■ Data provided

****

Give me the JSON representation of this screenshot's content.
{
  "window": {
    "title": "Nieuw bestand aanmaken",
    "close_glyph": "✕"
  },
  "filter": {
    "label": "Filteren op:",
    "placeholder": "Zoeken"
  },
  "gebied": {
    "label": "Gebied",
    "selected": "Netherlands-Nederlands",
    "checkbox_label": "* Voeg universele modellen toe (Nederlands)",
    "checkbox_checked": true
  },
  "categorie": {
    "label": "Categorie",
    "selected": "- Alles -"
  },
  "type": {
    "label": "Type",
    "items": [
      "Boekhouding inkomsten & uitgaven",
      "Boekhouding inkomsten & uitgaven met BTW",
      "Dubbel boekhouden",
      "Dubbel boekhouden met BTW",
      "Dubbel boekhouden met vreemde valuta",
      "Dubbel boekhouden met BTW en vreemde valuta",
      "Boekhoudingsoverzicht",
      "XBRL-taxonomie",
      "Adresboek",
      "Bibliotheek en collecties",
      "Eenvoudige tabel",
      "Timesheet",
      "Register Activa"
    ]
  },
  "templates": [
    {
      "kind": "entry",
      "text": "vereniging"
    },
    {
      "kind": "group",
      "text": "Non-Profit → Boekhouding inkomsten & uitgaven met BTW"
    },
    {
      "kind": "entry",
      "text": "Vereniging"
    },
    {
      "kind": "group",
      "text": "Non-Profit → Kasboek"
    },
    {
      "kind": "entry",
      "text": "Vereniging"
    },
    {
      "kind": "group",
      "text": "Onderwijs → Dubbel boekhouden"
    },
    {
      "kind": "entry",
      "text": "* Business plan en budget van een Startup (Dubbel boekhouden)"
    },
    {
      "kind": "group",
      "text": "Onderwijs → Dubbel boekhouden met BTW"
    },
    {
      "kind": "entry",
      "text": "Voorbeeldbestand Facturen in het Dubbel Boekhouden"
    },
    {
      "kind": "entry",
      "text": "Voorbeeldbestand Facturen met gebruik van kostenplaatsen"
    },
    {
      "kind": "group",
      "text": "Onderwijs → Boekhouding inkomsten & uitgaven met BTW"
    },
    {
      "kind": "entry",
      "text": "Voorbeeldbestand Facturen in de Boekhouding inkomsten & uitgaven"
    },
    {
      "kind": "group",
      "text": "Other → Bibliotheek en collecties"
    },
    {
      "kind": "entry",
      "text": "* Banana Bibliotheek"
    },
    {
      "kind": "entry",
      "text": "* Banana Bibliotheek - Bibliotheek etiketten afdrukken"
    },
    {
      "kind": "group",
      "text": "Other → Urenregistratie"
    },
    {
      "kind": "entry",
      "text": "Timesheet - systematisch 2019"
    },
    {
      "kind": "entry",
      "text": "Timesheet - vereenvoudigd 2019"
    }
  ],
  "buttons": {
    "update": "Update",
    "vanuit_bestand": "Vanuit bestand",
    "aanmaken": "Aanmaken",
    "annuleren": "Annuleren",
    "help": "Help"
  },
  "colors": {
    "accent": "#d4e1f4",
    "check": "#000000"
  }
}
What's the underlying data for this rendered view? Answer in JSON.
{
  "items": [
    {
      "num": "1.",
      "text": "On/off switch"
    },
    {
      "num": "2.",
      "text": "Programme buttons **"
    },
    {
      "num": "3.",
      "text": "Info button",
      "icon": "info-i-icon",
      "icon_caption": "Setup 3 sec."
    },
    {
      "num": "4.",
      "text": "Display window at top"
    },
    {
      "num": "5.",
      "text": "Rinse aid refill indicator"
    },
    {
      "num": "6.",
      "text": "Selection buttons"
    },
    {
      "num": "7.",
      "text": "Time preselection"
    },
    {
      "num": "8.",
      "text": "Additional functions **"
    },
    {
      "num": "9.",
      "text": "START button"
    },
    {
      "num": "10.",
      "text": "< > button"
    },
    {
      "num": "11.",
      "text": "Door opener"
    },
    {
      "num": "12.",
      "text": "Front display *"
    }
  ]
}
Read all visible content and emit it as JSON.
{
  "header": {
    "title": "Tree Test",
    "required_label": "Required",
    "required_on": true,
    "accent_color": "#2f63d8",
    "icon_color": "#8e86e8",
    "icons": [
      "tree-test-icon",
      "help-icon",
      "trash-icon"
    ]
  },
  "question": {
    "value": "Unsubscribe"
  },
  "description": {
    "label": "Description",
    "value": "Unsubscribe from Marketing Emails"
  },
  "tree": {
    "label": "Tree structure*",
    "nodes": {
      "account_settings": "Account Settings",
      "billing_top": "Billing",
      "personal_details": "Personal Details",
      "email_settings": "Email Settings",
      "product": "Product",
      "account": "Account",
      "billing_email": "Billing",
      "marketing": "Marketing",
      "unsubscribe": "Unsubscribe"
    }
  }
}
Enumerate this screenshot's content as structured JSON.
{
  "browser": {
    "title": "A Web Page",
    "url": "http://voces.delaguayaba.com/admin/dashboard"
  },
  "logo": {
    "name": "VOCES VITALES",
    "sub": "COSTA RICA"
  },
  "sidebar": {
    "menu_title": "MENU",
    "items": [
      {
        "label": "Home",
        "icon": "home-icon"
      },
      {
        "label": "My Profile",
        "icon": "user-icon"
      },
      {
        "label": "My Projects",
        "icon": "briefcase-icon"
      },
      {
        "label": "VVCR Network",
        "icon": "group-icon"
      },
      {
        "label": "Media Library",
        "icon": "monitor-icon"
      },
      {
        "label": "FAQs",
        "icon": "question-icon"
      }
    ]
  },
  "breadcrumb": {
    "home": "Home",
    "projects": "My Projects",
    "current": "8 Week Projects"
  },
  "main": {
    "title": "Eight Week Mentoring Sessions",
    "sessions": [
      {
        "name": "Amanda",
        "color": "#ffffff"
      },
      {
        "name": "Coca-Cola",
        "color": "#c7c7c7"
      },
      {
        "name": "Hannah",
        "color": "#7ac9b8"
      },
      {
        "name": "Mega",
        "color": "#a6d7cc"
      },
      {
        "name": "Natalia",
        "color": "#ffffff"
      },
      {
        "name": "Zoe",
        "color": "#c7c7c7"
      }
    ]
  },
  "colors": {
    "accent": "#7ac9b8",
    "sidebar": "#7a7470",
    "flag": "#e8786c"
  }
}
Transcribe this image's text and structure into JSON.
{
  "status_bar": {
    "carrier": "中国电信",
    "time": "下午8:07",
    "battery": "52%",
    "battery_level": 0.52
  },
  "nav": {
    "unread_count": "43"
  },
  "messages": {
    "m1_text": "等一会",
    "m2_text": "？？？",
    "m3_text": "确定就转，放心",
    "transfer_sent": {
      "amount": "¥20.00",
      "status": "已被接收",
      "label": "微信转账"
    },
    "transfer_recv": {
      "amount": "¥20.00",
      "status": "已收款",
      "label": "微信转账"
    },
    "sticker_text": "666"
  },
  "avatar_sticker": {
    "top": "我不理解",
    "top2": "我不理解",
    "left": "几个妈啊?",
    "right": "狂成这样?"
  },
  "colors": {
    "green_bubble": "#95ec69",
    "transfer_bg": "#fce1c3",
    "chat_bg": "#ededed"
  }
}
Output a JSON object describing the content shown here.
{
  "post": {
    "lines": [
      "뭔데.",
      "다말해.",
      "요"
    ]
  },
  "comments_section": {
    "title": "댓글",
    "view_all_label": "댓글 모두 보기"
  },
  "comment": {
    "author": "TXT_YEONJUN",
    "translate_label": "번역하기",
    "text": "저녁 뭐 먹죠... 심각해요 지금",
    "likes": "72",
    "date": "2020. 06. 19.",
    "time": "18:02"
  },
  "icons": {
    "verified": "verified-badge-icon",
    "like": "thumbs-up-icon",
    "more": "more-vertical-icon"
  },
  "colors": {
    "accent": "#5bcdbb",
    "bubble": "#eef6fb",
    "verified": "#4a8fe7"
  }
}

****

■ Prompt
Only the count is needed: the number of lines in the data that include the word "Timesheet".

■ Answer to the task
3